KataGo Training Mechanism

This article provides an in-depth analysis of KataGo's training mechanism, helping you understand how self-play training works.

KataGo uses self-play reinforcement learning: an initial model plays many games against itself to generate game records, the collected data is used with policy and value loss functions to train and update a stronger model, and the loop repeats for continuous improvement. The GPU memory and time required grow with model size (for example, from b6c96 to b40c256).

Training Overview

Training Loop

Initial model → Self-play → Collect data → Train update → Stronger model → Repeat

Animation correspondence:

E5 Self-play ↔ Fixed point convergence
E6 Strength curve ↔ S-curve growth
H1 MDP ↔ Markov chain

Hardware Requirements

Model Scale	GPU Memory	Training Time
b6c96	4 GB	Several hours
b10c128	8 GB	1-2 days
b18c384	16 GB	1-2 weeks
b40c256	24 GB+	Several weeks

Environment Setup

Install Dependencies

# Python environment
conda create -n katago python=3.10
conda activate katago

# PyTorch (CUDA version)
pip install torch torchvision torchaudio --index-url https://download.pytorch.org/whl/cu118

# Other dependencies
pip install numpy h5py tqdm tensorboard

Get Training Code

git clone https://github.com/lightvector/KataGo.git
cd KataGo/python

Training Configuration

Config File Structure

# configs/train_config.yaml

# Model architecture
model:
  num_blocks: 10          # Number of residual blocks
  trunk_channels: 128     # Trunk channel count
  policy_channels: 32     # Policy head channels
  value_channels: 32      # Value head channels

# Training parameters
training:
  batch_size: 256
  learning_rate: 0.001
  lr_schedule: "cosine"
  weight_decay: 0.0001
  epochs: 100

# Self-play parameters
selfplay:
  num_games_per_iteration: 1000
  max_visits: 600
  temperature: 1.0
  temperature_drop_move: 20

# Data settings
data:
  max_history_games: 500000
  shuffle_buffer_size: 100000

Model Scale Reference

Name	num_blocks	trunk_channels	Parameters
b6c96	6	96	~1M
b10c128	10	128	~3M
b18c384	18	384	~20M
b40c256	40	256	~45M

Animation correspondence:

F2 Network size vs strength: Capacity scaling
F6 Neural scaling laws: Log-log relationship

Training Process

Step 1: Initialize Model

# init_model.py
import torch
from model import KataGoModel

config = {
    'num_blocks': 10,
    'trunk_channels': 128,
    'input_features': 22,
    'policy_size': 362,  # 361 + pass
}

model = KataGoModel(config)
torch.save(model.state_dict(), 'model_init.pt')
print(f"Model parameters: {sum(p.numel() for p in model.parameters()):,}")

Step 2: Self-Play Data Generation

# Compile C++ engine
cd ../cpp
mkdir build && cd build
cmake .. -DUSE_BACKEND=CUDA
make -j$(nproc)

============================================================

Exercise brief: In the KataGo training article, how much GPU memory is listed for training the b18c384 model? Rely only on the KataGo training article to answer.

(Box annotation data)

============================================================

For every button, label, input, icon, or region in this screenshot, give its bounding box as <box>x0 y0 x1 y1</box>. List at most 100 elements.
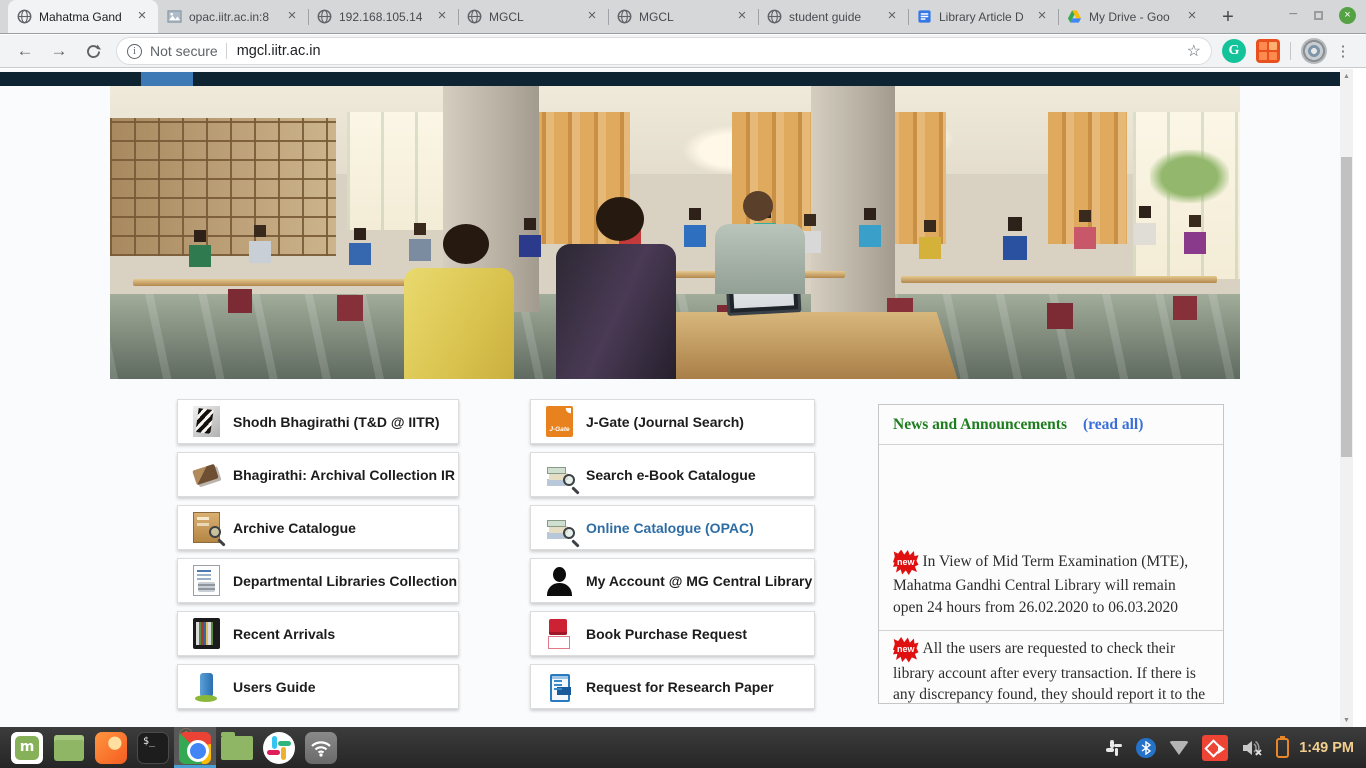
link-recent-arrivals[interactable]: Recent Arrivals <box>177 611 459 656</box>
profile-avatar[interactable] <box>1301 38 1327 64</box>
user-silhouette-icon <box>546 565 573 596</box>
news-item[interactable]: newIn View of Mid Term Examination (MTE)… <box>879 542 1223 631</box>
tab-title: 192.168.105.14 <box>339 10 434 24</box>
network-signal-icon[interactable] <box>1169 741 1189 755</box>
new-badge: new <box>893 550 919 576</box>
mint-logo-icon: m <box>11 732 43 764</box>
tab-close-icon[interactable]: × <box>1184 9 1200 25</box>
tab-close-icon[interactable]: × <box>734 9 750 25</box>
link-bhagirathi-archival[interactable]: Bhagirathi: Archival Collection IR <box>177 452 459 497</box>
tab-close-icon[interactable]: × <box>284 9 300 25</box>
news-read-all-link[interactable]: (read all) <box>1083 416 1143 434</box>
link-my-account[interactable]: My Account @ MG Central Library <box>530 558 815 603</box>
slack-icon <box>263 732 295 764</box>
archive-search-icon <box>193 512 220 543</box>
window-minimize-button[interactable]: − <box>1289 6 1298 24</box>
forward-button[interactable]: → <box>46 38 72 64</box>
volume-muted-icon[interactable] <box>1241 738 1263 758</box>
news-title: News and Announcements <box>893 416 1067 434</box>
tab-close-icon[interactable]: × <box>434 9 450 25</box>
globe-favicon-icon <box>616 9 632 25</box>
link-request-research-paper[interactable]: Request for Research Paper <box>530 664 815 709</box>
bookmark-star-icon[interactable]: ☆ <box>1187 41 1201 61</box>
terminal-launcher[interactable]: $_ <box>132 727 174 768</box>
mint-menu-button[interactable]: m <box>6 727 48 768</box>
link-label: Users Guide <box>233 679 315 695</box>
taskbar-clock[interactable]: 1:49 PM <box>1299 740 1354 756</box>
photo-curtain-window <box>1048 112 1127 244</box>
new-tab-button[interactable]: + <box>1214 3 1242 31</box>
book-magnifier-icon <box>546 512 573 543</box>
link-ebook-catalogue[interactable]: Search e-Book Catalogue <box>530 452 815 497</box>
guide-kiosk-icon <box>193 671 220 702</box>
window-close-button[interactable]: × <box>1339 7 1356 24</box>
tab-mgcl-2[interactable]: MGCL × <box>608 0 758 33</box>
tab-mahatma-gandhi[interactable]: Mahatma Gand × <box>8 0 158 33</box>
anydesk-icon[interactable] <box>1202 735 1228 761</box>
page-info-icon[interactable]: i <box>127 44 142 59</box>
reload-button[interactable] <box>80 38 106 64</box>
archival-book-icon <box>193 459 220 490</box>
link-archive-catalogue[interactable]: Archive Catalogue <box>177 505 459 550</box>
link-departmental-libraries[interactable]: Departmental Libraries Collection <box>177 558 459 603</box>
photo-person-yellow-shirt <box>404 268 514 379</box>
file-manager-launcher[interactable] <box>216 727 258 768</box>
image-placeholder-favicon-icon <box>166 9 182 25</box>
tab-student-guide[interactable]: student guide × <box>758 0 908 33</box>
tab-my-drive[interactable]: My Drive - Goo × <box>1058 0 1208 33</box>
link-book-purchase-request[interactable]: Book Purchase Request <box>530 611 815 656</box>
navbar-active-item[interactable] <box>141 72 193 86</box>
news-header: News and Announcements (read all) <box>879 405 1223 445</box>
slack-launcher[interactable] <box>258 727 300 768</box>
slack-tray-icon[interactable] <box>1105 739 1123 757</box>
tab-close-icon[interactable]: × <box>134 9 150 25</box>
tab-title: My Drive - Goo <box>1089 10 1184 24</box>
tab-library-article[interactable]: Library Article D × <box>908 0 1058 33</box>
orange-grid-extension-icon[interactable] <box>1256 39 1280 63</box>
browser-toolbar: ← → i Not secure mgcl.iitr.ac.in ☆ G ⋮ <box>0 35 1366 68</box>
book-magnifier-icon <box>546 459 573 490</box>
link-users-guide[interactable]: Users Guide <box>177 664 459 709</box>
tab-mgcl-1[interactable]: MGCL × <box>458 0 608 33</box>
bookshelf-icon <box>193 618 220 649</box>
link-online-catalogue-opac[interactable]: Online Catalogue (OPAC) <box>530 505 815 550</box>
news-item[interactable]: newAll the users are requested to check … <box>879 630 1223 705</box>
link-jgate[interactable]: J-Gate J-Gate (Journal Search) <box>530 399 815 444</box>
photo-person-head <box>443 224 489 264</box>
wifi-tool-launcher[interactable] <box>300 727 342 768</box>
photo-person-front <box>715 224 805 294</box>
link-label: My Account @ MG Central Library <box>586 573 812 589</box>
terminal-icon: $_ <box>137 732 169 764</box>
photo-greenery <box>1150 150 1229 203</box>
system-tray <box>1105 735 1289 761</box>
link-shodh-bhagirathi[interactable]: Shodh Bhagirathi (T&D @ IITR) <box>177 399 459 444</box>
department-library-icon <box>193 565 220 596</box>
omnibox-divider <box>226 43 227 59</box>
firefox-launcher[interactable] <box>90 727 132 768</box>
show-desktop-button[interactable] <box>48 727 90 768</box>
back-button[interactable]: ← <box>12 38 38 64</box>
photo-person-head <box>596 197 644 241</box>
scrollbar-thumb[interactable] <box>1341 157 1352 457</box>
chrome-taskbar-button[interactable]: 6 <box>174 727 216 768</box>
browser-menu-icon[interactable]: ⋮ <box>1333 39 1353 63</box>
toolbar-divider <box>1290 42 1291 60</box>
grammarly-extension-icon[interactable]: G <box>1222 39 1246 63</box>
page-scrollbar[interactable]: ▲ ▼ <box>1340 69 1353 727</box>
wifi-icon <box>305 732 337 764</box>
tab-opac[interactable]: opac.iitr.ac.in:8 × <box>158 0 308 33</box>
tab-close-icon[interactable]: × <box>884 9 900 25</box>
news-item-text: All the users are requested to check the… <box>893 640 1205 703</box>
tab-close-icon[interactable]: × <box>584 9 600 25</box>
address-bar[interactable]: i Not secure mgcl.iitr.ac.in ☆ <box>116 37 1212 65</box>
security-label[interactable]: Not secure <box>150 43 218 59</box>
scroll-up-icon[interactable]: ▲ <box>1340 69 1353 83</box>
globe-favicon-icon <box>466 9 482 25</box>
tab-close-icon[interactable]: × <box>1034 9 1050 25</box>
url-text[interactable]: mgcl.iitr.ac.in <box>237 43 1187 59</box>
window-maximize-button[interactable] <box>1314 11 1323 20</box>
battery-icon[interactable] <box>1276 738 1289 758</box>
scroll-down-icon[interactable]: ▼ <box>1340 713 1353 727</box>
tab-ip-address[interactable]: 192.168.105.14 × <box>308 0 458 33</box>
bluetooth-icon[interactable] <box>1136 738 1156 758</box>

============================================================

Task result: 16 GB.